WHAT NEEDS TO BE DONE: Write out all entries word for word.

(Extracted data entries)

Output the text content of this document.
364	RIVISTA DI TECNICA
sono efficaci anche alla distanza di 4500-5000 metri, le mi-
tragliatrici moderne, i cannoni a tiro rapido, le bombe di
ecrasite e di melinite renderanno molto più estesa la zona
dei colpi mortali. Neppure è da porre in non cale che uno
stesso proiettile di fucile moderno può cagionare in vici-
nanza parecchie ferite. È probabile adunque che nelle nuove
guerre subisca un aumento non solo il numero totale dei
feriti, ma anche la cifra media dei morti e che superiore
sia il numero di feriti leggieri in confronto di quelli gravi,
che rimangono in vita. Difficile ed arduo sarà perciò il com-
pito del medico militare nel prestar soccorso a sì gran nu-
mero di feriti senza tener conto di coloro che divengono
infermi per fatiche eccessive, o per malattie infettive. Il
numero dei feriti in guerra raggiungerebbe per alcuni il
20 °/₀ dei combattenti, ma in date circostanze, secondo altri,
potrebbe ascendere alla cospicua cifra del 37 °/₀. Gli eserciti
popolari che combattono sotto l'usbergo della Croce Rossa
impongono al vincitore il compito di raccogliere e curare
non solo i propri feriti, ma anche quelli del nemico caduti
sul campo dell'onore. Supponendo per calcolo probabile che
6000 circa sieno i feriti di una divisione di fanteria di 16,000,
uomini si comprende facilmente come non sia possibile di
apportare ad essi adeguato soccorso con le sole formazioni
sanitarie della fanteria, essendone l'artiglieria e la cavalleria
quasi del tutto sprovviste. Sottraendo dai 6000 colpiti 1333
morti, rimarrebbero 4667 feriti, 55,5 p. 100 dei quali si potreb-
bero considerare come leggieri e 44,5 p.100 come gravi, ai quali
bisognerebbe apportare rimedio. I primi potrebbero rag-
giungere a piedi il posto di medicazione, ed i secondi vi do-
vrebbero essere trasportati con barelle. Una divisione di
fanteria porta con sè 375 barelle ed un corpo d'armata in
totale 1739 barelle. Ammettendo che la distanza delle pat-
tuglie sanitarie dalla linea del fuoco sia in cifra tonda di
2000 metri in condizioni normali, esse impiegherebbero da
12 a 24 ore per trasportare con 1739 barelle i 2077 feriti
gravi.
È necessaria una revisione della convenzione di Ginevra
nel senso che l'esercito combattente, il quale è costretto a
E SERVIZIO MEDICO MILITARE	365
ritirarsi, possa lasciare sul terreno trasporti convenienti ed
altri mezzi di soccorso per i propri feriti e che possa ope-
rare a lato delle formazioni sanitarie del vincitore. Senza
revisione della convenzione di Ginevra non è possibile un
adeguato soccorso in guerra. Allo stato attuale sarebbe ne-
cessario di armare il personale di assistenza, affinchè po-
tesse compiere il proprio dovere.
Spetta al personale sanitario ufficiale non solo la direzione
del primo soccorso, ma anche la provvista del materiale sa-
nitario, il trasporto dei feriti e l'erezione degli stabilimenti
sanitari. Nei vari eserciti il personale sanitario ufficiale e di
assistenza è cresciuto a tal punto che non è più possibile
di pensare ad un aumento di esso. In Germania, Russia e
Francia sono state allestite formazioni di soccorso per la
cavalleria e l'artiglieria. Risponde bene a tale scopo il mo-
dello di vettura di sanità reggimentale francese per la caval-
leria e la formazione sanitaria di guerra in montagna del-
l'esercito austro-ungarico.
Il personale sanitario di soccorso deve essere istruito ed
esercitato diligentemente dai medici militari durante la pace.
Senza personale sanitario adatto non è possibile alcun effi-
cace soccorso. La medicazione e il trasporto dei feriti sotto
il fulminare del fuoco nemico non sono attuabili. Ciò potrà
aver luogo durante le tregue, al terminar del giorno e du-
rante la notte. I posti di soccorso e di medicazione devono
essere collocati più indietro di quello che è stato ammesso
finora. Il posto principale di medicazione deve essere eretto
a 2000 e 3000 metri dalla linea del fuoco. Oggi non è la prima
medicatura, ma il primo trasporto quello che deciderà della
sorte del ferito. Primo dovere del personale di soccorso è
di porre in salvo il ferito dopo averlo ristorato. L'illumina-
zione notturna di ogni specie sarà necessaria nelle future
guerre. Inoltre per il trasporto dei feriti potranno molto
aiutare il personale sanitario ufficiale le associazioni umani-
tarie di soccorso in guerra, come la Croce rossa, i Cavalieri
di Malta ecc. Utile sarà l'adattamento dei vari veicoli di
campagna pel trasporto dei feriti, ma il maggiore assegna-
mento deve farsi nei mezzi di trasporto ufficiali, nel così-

TASK OUTPUT:
Output the text content of this document.
364	RIVISTA DI TECNICA
sono efficaci anche alla distanza di 4500-5000 metri, le mi-
tragliatrici moderne, i cannoni a tiro rapido, le bombe di
ecrasite e di melinite renderanno molto più estesa la zona
dei colpi mortali. Neppure è da porre in non cale che uno
stesso proiettile di fucile moderno può cagionare in vici-
nanza parecchie ferite. È probabile adunque che nelle nuove
guerre subisca un aumento non solo il numero totale dei
feriti, ma anche la cifra media dei morti e che superiore
sia il numero di feriti leggieri in confronto di quelli gravi,
che rimangono in vita. Difficile ed arduo sarà perciò il com-
pito del medico militare nel prestar soccorso a sì gran nu-
mero di feriti senza tener conto di coloro che divengono
infermi per fatiche eccessive, o per malattie infettive. Il
numero dei feriti in guerra raggiungerebbe per alcuni il
20 °/₀ dei combattenti, ma in date circostanze, secondo altri,
potrebbe ascendere alla cospicua cifra del 37 °/₀. Gli eserciti
popolari che combattono sotto l'usbergo della Croce Rossa
impongono al vincitore il compito di raccogliere e curare
non solo i propri feriti, ma anche quelli del nemico caduti
sul campo dell'onore. Supponendo per calcolo probabile che
6000 circa sieno i feriti di una divisione di fanteria di 16,000,
uomini si comprende facilmente come non sia possibile di
apportare ad essi adeguato soccorso con le sole formazioni
sanitarie della fanteria, essendone l'artiglieria e la cavalleria
quasi del tutto sprovviste. Sottraendo dai 6000 colpiti 1333
morti, rimarrebbero 4667 feriti, 55,5 p. 100 dei quali si potreb-
bero considerare come leggieri e 44,5 p.100 come gravi, ai quali
bisognerebbe apportare rimedio. I primi potrebbero rag-
giungere a piedi il posto di medicazione, ed i secondi vi do-
vrebbero essere trasportati con barelle. Una divisione di
fanteria porta con sè 375 barelle ed un corpo d'armata in
totale 1739 barelle. Ammettendo che la distanza delle pat-
tuglie sanitarie dalla linea del fuoco sia in cifra tonda di
2000 metri in condizioni normali, esse impiegherebbero da
12 a 24 ore per trasportare con 1739 barelle i 2077 feriti
gravi.
È necessaria una revisione della convenzione di Ginevra
nel senso che l'esercito combattente, il quale è costretto a
E SERVIZIO MEDICO MILITARE	365
ritirarsi, possa lasciare sul terreno trasporti convenienti ed
altri mezzi di soccorso per i propri feriti e che possa ope-
rare a lato delle formazioni sanitarie del vincitore. Senza
revisione della convenzione di Ginevra non è possibile un
adeguato soccorso in guerra. Allo stato attuale sarebbe ne-
cessario di armare il personale di assistenza, affinchè po-
tesse compiere il proprio dovere.
Spetta al personale sanitario ufficiale non solo la direzione
del primo soccorso, ma anche la provvista del materiale sa-
nitario, il trasporto dei feriti e l'erezione degli stabilimenti
sanitari. Nei vari eserciti il personale sanitario ufficiale e di
assistenza è cresciuto a tal punto che non è più possibile
di pensare ad un aumento di esso. In Germania, Russia e
Francia sono state allestite formazioni di soccorso per la
cavalleria e l'artiglieria. Risponde bene a tale scopo il mo-
dello di vettura di sanità reggimentale francese per la caval-
leria e la formazione sanitaria di guerra in montagna del-
l'esercito austro-ungarico.
Il personale sanitario di soccorso deve essere istruito ed
esercitato diligentemente dai medici militari durante la pace.
Senza personale sanitario adatto non è possibile alcun effi-
cace soccorso. La medicazione e il trasporto dei feriti sotto
il fulminare del fuoco nemico non sono attuabili. Ciò potrà
aver luogo durante le tregue, al terminar del giorno e du-
rante la notte. I posti di soccorso e di medicazione devono
essere collocati più indietro di quello che è stato ammesso
finora. Il posto principale di medicazione deve essere eretto
a 2000 e 3000 metri dalla linea del fuoco. Oggi non è la prima
medicatura, ma il primo trasporto quello che deciderà della
sorte del ferito. Primo dovere del personale di soccorso è
di porre in salvo il ferito dopo averlo ristorato. L'illumina-
zione notturna di ogni specie sarà necessaria nelle future
guerre. Inoltre per il trasporto dei feriti potranno molto
aiutare il personale sanitario ufficiale le associazioni umani-
tarie di soccorso in guerra, come la Croce rossa, i Cavalieri
di Malta ecc. Utile sarà l'adattamento dei vari veicoli di
campagna pel trasporto dei feriti, ma il maggiore assegna-
mento deve farsi nei mezzi di trasporto ufficiali, nel così-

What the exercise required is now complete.